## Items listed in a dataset
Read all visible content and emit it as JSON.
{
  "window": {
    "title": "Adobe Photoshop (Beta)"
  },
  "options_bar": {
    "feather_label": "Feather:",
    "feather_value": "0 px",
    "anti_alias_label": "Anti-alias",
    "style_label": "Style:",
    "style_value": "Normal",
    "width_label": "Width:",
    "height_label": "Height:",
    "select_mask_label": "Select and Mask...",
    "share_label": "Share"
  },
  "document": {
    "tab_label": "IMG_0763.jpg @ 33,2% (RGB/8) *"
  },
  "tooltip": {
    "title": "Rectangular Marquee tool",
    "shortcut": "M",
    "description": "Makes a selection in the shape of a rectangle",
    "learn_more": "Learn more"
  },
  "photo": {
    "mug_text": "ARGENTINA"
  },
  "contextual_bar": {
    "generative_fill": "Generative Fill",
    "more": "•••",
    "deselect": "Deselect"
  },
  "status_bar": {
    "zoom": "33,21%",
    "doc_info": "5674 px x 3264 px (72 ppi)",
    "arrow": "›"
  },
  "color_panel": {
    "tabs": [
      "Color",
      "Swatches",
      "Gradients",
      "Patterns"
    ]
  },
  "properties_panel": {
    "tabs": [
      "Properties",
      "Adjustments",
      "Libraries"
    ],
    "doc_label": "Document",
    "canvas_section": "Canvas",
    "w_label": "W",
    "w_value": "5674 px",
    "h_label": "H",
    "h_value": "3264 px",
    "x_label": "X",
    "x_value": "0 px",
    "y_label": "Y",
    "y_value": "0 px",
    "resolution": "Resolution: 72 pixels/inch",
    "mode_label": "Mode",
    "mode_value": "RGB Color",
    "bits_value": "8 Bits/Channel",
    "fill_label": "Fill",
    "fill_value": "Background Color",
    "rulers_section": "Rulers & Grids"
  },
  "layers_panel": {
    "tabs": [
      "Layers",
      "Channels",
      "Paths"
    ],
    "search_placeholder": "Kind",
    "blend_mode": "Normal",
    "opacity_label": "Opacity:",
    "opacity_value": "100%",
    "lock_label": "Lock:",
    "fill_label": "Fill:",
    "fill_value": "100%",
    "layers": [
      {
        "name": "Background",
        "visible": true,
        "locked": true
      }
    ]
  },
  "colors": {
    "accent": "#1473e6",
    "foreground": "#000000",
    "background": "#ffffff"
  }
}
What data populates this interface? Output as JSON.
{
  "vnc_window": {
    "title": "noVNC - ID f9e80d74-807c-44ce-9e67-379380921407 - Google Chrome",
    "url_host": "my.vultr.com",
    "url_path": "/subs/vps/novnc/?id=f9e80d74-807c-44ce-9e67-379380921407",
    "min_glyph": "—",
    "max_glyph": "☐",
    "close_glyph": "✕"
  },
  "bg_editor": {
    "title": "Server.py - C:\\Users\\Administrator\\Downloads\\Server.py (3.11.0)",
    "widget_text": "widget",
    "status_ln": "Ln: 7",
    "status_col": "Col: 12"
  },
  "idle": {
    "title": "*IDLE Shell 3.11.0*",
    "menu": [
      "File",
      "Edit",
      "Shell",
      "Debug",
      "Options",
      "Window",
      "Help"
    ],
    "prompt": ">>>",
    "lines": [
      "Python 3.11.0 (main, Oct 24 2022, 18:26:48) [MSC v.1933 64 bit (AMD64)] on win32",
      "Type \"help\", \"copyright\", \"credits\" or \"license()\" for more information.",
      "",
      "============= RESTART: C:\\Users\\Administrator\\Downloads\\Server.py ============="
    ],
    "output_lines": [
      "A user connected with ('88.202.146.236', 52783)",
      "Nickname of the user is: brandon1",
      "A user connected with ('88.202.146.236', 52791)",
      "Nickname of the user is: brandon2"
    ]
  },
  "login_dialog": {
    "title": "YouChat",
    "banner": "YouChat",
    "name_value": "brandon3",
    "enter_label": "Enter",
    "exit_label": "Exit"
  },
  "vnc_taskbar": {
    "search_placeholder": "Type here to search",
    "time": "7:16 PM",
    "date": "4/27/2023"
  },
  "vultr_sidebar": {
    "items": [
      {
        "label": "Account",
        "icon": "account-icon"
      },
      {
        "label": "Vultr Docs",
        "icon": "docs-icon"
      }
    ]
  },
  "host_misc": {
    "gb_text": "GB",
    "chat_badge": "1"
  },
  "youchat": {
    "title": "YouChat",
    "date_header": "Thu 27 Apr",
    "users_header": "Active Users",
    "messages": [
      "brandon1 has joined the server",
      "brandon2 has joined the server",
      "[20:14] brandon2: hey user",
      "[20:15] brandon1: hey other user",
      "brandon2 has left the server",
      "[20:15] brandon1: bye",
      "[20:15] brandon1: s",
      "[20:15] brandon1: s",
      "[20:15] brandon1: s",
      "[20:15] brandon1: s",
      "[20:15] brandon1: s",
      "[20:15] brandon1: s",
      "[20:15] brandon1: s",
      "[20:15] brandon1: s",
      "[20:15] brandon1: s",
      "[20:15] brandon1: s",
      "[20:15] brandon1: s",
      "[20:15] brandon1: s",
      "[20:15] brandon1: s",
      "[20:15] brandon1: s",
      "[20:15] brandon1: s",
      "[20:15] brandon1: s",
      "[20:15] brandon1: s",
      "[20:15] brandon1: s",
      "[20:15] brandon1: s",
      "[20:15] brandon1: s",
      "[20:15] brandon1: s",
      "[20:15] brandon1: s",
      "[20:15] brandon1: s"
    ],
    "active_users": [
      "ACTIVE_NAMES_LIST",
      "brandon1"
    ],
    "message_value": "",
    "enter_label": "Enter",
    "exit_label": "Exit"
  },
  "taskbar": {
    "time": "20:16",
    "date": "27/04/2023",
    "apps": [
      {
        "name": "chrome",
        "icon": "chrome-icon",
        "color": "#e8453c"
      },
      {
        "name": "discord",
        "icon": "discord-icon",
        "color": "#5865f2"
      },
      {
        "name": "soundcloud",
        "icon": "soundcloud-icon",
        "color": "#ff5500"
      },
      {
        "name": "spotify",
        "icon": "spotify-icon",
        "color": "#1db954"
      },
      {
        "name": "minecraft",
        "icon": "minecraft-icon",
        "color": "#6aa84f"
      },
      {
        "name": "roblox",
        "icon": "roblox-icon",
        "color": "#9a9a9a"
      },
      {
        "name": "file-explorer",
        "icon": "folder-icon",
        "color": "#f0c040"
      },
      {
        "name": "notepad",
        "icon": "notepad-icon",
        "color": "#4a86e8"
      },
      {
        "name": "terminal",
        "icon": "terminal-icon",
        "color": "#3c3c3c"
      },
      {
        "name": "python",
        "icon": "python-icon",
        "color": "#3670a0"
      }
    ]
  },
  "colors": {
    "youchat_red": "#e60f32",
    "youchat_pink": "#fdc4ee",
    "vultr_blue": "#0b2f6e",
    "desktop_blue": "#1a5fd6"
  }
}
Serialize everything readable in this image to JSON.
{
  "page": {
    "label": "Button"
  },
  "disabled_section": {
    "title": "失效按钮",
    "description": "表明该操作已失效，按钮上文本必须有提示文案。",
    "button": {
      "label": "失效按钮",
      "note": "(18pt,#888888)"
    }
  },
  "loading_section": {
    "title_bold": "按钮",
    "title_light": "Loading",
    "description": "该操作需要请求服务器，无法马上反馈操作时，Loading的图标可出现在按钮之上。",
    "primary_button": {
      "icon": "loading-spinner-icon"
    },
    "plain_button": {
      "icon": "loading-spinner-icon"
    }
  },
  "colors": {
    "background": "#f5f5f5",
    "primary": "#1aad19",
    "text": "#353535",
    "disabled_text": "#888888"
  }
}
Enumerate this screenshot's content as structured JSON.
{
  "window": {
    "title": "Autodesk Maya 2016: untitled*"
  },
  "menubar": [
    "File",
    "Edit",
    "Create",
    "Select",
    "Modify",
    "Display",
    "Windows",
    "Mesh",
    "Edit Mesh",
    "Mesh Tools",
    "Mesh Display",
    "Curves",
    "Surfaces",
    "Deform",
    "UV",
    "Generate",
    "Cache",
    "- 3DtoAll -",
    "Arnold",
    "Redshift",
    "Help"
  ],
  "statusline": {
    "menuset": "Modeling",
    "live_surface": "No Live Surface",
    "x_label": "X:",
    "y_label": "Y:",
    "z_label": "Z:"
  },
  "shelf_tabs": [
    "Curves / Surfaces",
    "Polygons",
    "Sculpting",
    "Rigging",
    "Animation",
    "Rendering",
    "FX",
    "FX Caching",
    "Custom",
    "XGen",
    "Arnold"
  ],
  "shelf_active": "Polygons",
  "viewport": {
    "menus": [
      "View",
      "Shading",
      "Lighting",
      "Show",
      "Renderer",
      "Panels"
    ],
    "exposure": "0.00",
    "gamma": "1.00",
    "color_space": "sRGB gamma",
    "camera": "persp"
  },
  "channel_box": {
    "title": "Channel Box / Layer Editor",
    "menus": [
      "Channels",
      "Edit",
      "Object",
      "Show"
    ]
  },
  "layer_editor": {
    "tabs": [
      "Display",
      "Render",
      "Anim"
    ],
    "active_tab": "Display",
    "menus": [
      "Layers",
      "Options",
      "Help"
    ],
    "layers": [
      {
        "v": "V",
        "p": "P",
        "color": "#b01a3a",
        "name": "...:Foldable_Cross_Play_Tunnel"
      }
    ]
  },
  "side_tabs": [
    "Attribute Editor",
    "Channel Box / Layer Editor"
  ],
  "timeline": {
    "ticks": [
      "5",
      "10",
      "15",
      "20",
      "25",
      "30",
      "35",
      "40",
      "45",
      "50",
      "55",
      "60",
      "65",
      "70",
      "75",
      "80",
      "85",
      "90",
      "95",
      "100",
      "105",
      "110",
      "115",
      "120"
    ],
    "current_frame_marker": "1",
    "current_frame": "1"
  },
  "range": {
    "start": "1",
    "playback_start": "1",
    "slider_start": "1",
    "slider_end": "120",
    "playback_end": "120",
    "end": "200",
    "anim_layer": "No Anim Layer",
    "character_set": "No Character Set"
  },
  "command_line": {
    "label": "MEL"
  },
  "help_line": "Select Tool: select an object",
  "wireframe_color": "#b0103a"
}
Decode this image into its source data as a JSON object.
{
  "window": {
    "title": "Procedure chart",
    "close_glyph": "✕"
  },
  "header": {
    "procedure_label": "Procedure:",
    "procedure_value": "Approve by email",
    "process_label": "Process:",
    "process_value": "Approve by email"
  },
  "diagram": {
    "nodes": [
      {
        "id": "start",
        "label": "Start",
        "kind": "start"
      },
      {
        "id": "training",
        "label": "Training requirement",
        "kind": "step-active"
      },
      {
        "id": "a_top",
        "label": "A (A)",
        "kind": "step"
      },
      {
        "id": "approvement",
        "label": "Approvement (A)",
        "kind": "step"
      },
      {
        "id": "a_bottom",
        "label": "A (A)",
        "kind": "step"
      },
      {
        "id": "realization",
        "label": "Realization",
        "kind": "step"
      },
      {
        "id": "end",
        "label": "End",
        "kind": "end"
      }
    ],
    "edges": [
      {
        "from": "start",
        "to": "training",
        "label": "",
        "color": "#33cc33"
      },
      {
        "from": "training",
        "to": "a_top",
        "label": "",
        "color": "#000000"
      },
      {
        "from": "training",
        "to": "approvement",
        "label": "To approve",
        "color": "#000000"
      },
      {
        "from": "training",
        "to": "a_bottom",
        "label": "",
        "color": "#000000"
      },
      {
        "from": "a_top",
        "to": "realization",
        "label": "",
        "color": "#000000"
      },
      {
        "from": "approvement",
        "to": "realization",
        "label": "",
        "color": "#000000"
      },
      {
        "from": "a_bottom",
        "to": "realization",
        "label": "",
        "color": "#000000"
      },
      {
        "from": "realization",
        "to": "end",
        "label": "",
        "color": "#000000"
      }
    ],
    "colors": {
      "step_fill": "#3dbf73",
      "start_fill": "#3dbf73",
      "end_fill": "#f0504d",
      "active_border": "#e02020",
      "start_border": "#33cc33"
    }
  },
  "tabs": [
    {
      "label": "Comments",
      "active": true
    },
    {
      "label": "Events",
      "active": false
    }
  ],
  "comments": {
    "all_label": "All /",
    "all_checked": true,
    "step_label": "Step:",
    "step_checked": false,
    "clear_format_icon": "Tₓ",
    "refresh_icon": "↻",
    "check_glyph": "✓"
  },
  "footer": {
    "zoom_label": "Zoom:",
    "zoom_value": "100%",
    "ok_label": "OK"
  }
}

## Exercise instructions
Gather, from the listing above, every line carrying the word "description".

## Full response
    "description": "Makes a selection in the shape of a rectangle",
    "description": "表明该操作已失效，按钮上文本必须有提示文案。",
    "description": "该操作需要请求服务器，无法马上反馈操作时，Loading的图标可出现在按钮之上。",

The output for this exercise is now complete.